▶ TO DO
Could you write out every entry exactly as it stands?

=-=-=

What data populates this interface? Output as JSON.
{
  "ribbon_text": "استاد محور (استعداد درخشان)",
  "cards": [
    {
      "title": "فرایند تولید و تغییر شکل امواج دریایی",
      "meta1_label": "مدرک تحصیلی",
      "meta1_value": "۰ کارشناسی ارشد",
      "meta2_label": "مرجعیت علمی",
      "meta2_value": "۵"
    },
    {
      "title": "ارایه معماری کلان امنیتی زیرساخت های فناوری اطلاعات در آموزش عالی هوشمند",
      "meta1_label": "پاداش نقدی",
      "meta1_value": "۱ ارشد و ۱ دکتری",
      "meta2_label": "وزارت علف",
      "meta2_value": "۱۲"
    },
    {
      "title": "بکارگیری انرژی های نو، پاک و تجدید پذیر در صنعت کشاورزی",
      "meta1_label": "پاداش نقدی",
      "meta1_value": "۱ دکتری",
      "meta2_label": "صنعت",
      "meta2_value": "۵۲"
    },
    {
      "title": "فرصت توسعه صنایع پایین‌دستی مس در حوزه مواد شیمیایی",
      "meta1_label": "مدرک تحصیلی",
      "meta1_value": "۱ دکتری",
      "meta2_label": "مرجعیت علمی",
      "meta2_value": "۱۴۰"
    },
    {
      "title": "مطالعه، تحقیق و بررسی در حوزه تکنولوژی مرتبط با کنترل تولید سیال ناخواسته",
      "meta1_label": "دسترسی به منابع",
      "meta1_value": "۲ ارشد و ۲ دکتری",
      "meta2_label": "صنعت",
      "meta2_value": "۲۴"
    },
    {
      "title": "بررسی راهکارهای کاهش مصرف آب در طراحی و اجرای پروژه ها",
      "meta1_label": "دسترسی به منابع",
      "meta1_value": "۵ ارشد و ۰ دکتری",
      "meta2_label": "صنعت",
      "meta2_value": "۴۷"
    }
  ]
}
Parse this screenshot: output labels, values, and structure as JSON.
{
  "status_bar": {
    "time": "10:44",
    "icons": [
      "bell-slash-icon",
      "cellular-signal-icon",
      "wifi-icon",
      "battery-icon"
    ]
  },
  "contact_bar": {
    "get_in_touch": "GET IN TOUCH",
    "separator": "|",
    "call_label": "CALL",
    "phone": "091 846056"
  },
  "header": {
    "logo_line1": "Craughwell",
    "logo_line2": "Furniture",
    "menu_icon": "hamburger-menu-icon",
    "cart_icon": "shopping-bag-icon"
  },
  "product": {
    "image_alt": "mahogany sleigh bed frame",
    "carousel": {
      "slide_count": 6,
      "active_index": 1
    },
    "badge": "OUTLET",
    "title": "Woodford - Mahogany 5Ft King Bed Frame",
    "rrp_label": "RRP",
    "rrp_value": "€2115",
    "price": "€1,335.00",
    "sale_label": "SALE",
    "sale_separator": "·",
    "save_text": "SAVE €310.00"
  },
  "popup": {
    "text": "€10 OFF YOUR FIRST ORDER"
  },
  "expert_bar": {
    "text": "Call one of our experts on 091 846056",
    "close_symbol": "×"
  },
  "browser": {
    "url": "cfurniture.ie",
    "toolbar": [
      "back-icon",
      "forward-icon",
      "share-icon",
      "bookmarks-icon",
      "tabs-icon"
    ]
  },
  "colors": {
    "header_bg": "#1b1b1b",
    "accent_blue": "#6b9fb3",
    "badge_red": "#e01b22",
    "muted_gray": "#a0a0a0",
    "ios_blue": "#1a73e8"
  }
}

=-=-=

▶ EXERCISE OUTPUT
What data populates this interface? Output as JSON.
{
  "ribbon_text": "استاد محور (استعداد درخشان)",
  "cards": [
    {
      "title": "فرایند تولید و تغییر شکل امواج دریایی",
      "meta1_label": "مدرک تحصیلی",
      "meta1_value": "۰ کارشناسی ارشد",
      "meta2_label": "مرجعیت علمی",
      "meta2_value": "۵"
    },
    {
      "title": "ارایه معماری کلان امنیتی زیرساخت های فناوری اطلاعات در آموزش عالی هوشمند",
      "meta1_label": "پاداش نقدی",
      "meta1_value": "۱ ارشد و ۱ دکتری",
      "meta2_label": "وزارت علف",
      "meta2_value": "۱۲"
    },
    {
      "title": "بکارگیری انرژی های نو، پاک و تجدید پذیر در صنعت کشاورزی",
      "meta1_label": "پاداش نقدی",
      "meta1_value": "۱ دکتری",
      "meta2_label": "صنعت",
      "meta2_value": "۵۲"
    },
    {
      "title": "فرصت توسعه صنایع پایین‌دستی مس در حوزه مواد شیمیایی",
      "meta1_label": "مدرک تحصیلی",
      "meta1_value": "۱ دکتری",
      "meta2_label": "مرجعیت علمی",
      "meta2_value": "۱۴۰"
    },
    {
      "title": "مطالعه، تحقیق و بررسی در حوزه تکنولوژی مرتبط با کنترل تولید سیال ناخواسته",
      "meta1_label": "دسترسی به منابع",
      "meta1_value": "۲ ارشد و ۲ دکتری",
      "meta2_label": "صنعت",
      "meta2_value": "۲۴"
    },
    {
      "title": "بررسی راهکارهای کاهش مصرف آب در طراحی و اجرای پروژه ها",
      "meta1_label": "دسترسی به منابع",
      "meta1_value": "۵ ارشد و ۰ دکتری",
      "meta2_label": "صنعت",
      "meta2_value": "۴۷"
    }
  ]
}
Parse this screenshot: output labels, values, and structure as JSON.
{
  "status_bar": {
    "time": "10:44",
    "icons": [
      "bell-slash-icon",
      "cellular-signal-icon",
      "wifi-icon",
      "battery-icon"
    ]
  },
  "contact_bar": {
    "get_in_touch": "GET IN TOUCH",
    "separator": "|",
    "call_label": "CALL",
    "phone": "091 846056"
  },
  "header": {
    "logo_line1": "Craughwell",
    "logo_line2": "Furniture",
    "menu_icon": "hamburger-menu-icon",
    "cart_icon": "shopping-bag-icon"
  },
  "product": {
    "image_alt": "mahogany sleigh bed frame",
    "carousel": {
      "slide_count": 6,
      "active_index": 1
    },
    "badge": "OUTLET",
    "title": "Woodford - Mahogany 5Ft King Bed Frame",
    "rrp_label": "RRP",
    "rrp_value": "€2115",
    "price": "€1,335.00",
    "sale_label": "SALE",
    "sale_separator": "·",
    "save_text": "SAVE €310.00"
  },
  "popup": {
    "text": "€10 OFF YOUR FIRST ORDER"
  },
  "expert_bar": {
    "text": "Call one of our experts on 091 846056",
    "close_symbol": "×"
  },
  "browser": {
    "url": "cfurniture.ie",
    "toolbar": [
      "back-icon",
      "forward-icon",
      "share-icon",
      "bookmarks-icon",
      "tabs-icon"
    ]
  },
  "colors": {
    "header_bg": "#1b1b1b",
    "accent_blue": "#6b9fb3",
    "badge_red": "#e01b22",
    "muted_gray": "#a0a0a0",
    "ios_blue": "#1a73e8"
  }
}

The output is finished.